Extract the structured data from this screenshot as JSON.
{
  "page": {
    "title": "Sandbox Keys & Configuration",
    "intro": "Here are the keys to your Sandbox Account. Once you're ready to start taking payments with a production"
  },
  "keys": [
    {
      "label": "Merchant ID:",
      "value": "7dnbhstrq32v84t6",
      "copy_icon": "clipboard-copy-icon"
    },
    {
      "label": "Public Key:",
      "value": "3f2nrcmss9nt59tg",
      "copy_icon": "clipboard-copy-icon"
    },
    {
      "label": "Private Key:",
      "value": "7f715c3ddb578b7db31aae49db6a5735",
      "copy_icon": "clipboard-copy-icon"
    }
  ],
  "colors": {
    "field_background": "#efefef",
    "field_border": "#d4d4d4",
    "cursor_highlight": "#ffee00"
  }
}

--

EXERCISE DETAILS: Go through the records. Copy each line where "value" appears.

FINAL RESULT:
      "value": "7dnbhstrq32v84t6",
      "value": "3f2nrcmss9nt59tg",
      "value": "7f715c3ddb578b7db31aae49db6a5735",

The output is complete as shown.